*WHAT THE EXERCISE ASKS:*
Copy out each line that mentions the word "TRACE".

*Extracted records:*
####################

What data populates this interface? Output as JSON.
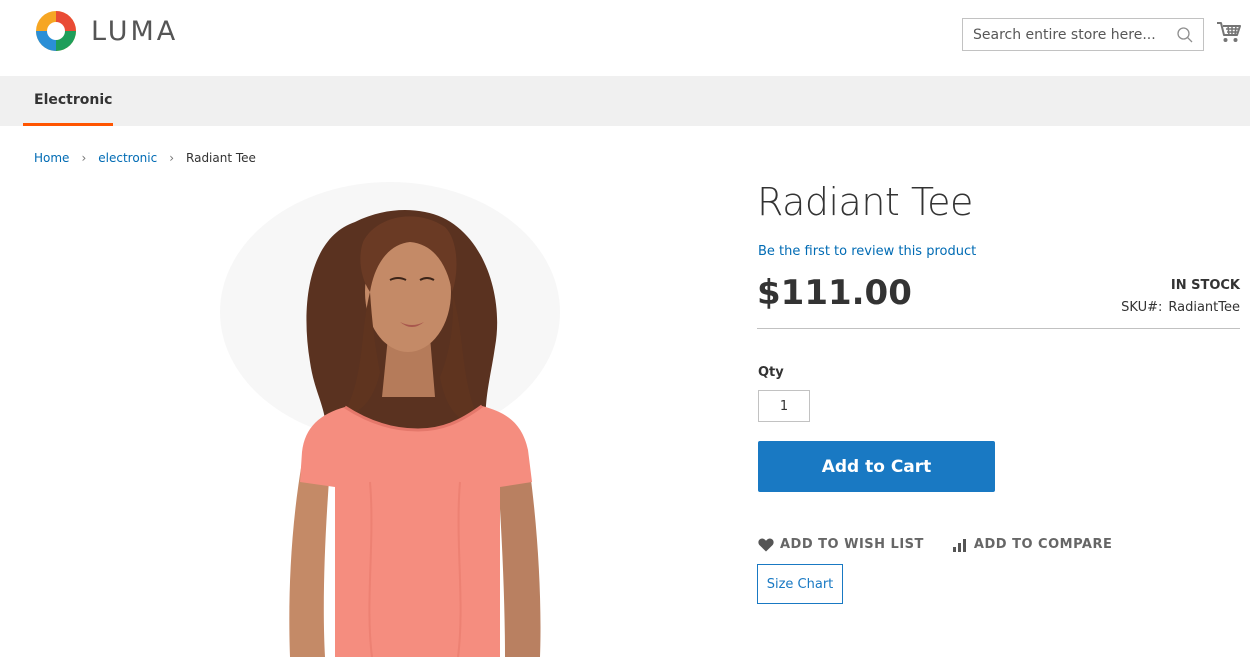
{
  "header": {
    "brand": "LUMA",
    "search": {
      "placeholder": "Search entire store here..."
    }
  },
  "nav": {
    "items": [
      {
        "label": "Electronic"
      }
    ]
  },
  "breadcrumb": {
    "items": [
      "Home",
      "electronic",
      "Radiant Tee"
    ]
  },
  "product": {
    "name": "Radiant Tee",
    "review_link": "Be the first to review this product",
    "price": "$111.00",
    "stock": "IN STOCK",
    "sku_label": "SKU#:",
    "sku_value": "RadiantTee",
    "qty_label": "Qty",
    "qty_value": "1",
    "add_to_cart": "Add to Cart",
    "wishlist": "ADD TO WISH LIST",
    "compare": "ADD TO COMPARE",
    "size_chart": "Size Chart"
  },
  "colors": {
    "accent": "#1979c3",
    "nav_underline": "#ff5501",
    "link": "#006bb4",
    "tee": "#f58d7f"
  }
}
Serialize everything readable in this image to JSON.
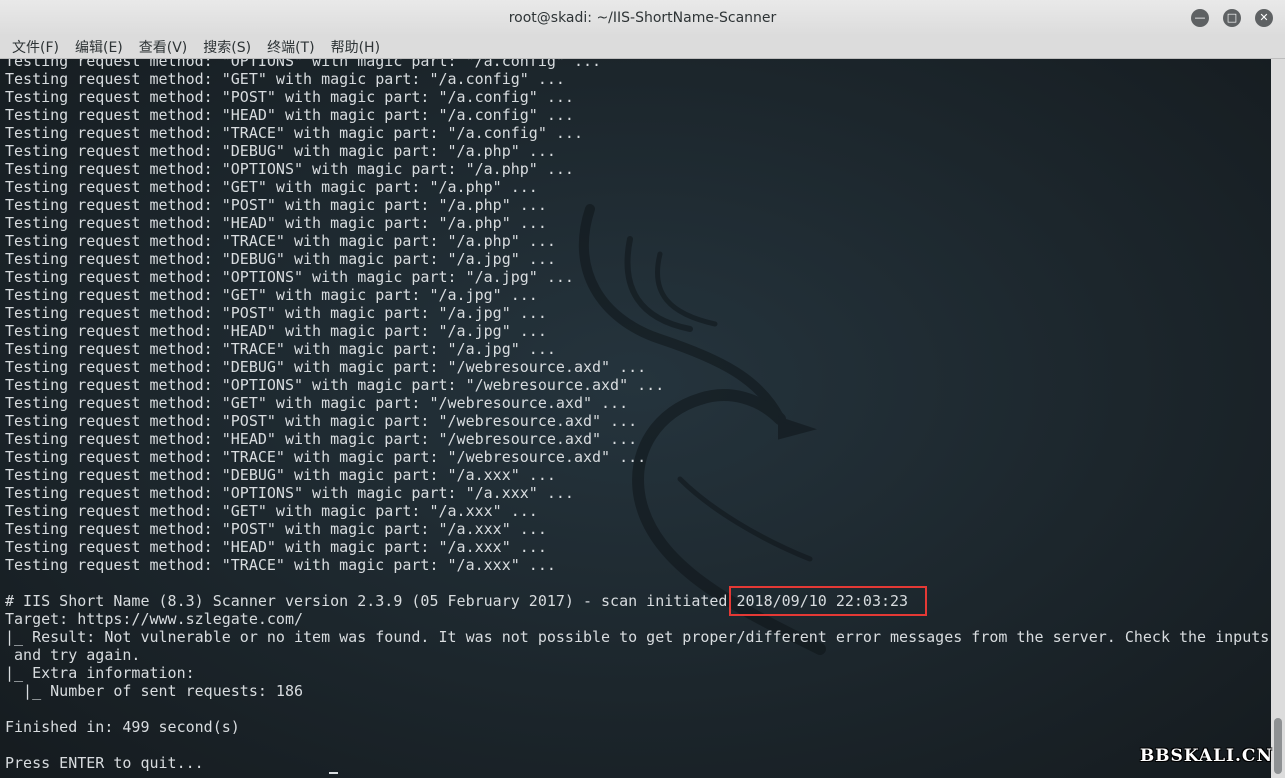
{
  "window": {
    "title": "root@skadi: ~/IIS-ShortName-Scanner"
  },
  "menu": {
    "items": [
      "文件(F)",
      "编辑(E)",
      "查看(V)",
      "搜索(S)",
      "终端(T)",
      "帮助(H)"
    ]
  },
  "terminal": {
    "lines": [
      "Testing request method: \"OPTIONS\" with magic part: \"/a.config\" ...",
      "Testing request method: \"GET\" with magic part: \"/a.config\" ...",
      "Testing request method: \"POST\" with magic part: \"/a.config\" ...",
      "Testing request method: \"HEAD\" with magic part: \"/a.config\" ...",
      "Testing request method: \"TRACE\" with magic part: \"/a.config\" ...",
      "Testing request method: \"DEBUG\" with magic part: \"/a.php\" ...",
      "Testing request method: \"OPTIONS\" with magic part: \"/a.php\" ...",
      "Testing request method: \"GET\" with magic part: \"/a.php\" ...",
      "Testing request method: \"POST\" with magic part: \"/a.php\" ...",
      "Testing request method: \"HEAD\" with magic part: \"/a.php\" ...",
      "Testing request method: \"TRACE\" with magic part: \"/a.php\" ...",
      "Testing request method: \"DEBUG\" with magic part: \"/a.jpg\" ...",
      "Testing request method: \"OPTIONS\" with magic part: \"/a.jpg\" ...",
      "Testing request method: \"GET\" with magic part: \"/a.jpg\" ...",
      "Testing request method: \"POST\" with magic part: \"/a.jpg\" ...",
      "Testing request method: \"HEAD\" with magic part: \"/a.jpg\" ...",
      "Testing request method: \"TRACE\" with magic part: \"/a.jpg\" ...",
      "Testing request method: \"DEBUG\" with magic part: \"/webresource.axd\" ...",
      "Testing request method: \"OPTIONS\" with magic part: \"/webresource.axd\" ...",
      "Testing request method: \"GET\" with magic part: \"/webresource.axd\" ...",
      "Testing request method: \"POST\" with magic part: \"/webresource.axd\" ...",
      "Testing request method: \"HEAD\" with magic part: \"/webresource.axd\" ...",
      "Testing request method: \"TRACE\" with magic part: \"/webresource.axd\" ...",
      "Testing request method: \"DEBUG\" with magic part: \"/a.xxx\" ...",
      "Testing request method: \"OPTIONS\" with magic part: \"/a.xxx\" ...",
      "Testing request method: \"GET\" with magic part: \"/a.xxx\" ...",
      "Testing request method: \"POST\" with magic part: \"/a.xxx\" ...",
      "Testing request method: \"HEAD\" with magic part: \"/a.xxx\" ...",
      "Testing request method: \"TRACE\" with magic part: \"/a.xxx\" ...",
      "",
      "# IIS Short Name (8.3) Scanner version 2.3.9 (05 February 2017) - scan initiated 2018/09/10 22:03:23",
      "Target: https://www.szlegate.com/",
      "|_ Result: Not vulnerable or no item was found. It was not possible to get proper/different error messages from the server. Check the inputs",
      " and try again.",
      "|_ Extra information:",
      "  |_ Number of sent requests: 186",
      "",
      "Finished in: 499 second(s)",
      "",
      "Press ENTER to quit..."
    ]
  },
  "watermark": "BBSKALI.CN",
  "colors": {
    "terminal_text": "#d8dcdf",
    "highlight_border": "#e53935",
    "titlebar_bg": "#dcdcdc"
  }
}
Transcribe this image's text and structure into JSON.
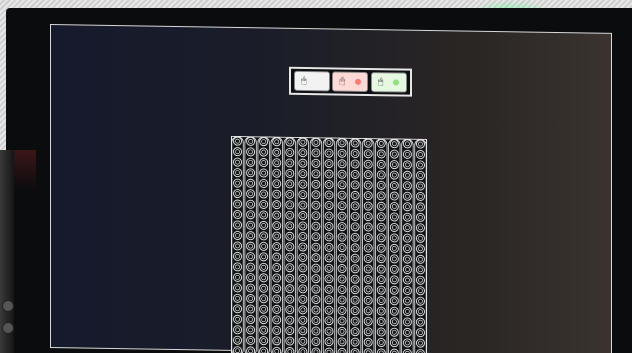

####################

*ANSWER TO THIS PROBLEM:*
      "Testing request method: \"TRACE\" with magic part: \"/a.config\" ...",
      "Testing request method: \"TRACE\" with magic part: \"/a.php\" ...",
      "Testing request method: \"TRACE\" with magic part: \"/a.jpg\" ...",
      "Testing request method: \"TRACE\" with magic part: \"/webresource.axd\" ...",
      "Testing request method: \"TRACE\" with magic part: \"/a.xxx\" ...",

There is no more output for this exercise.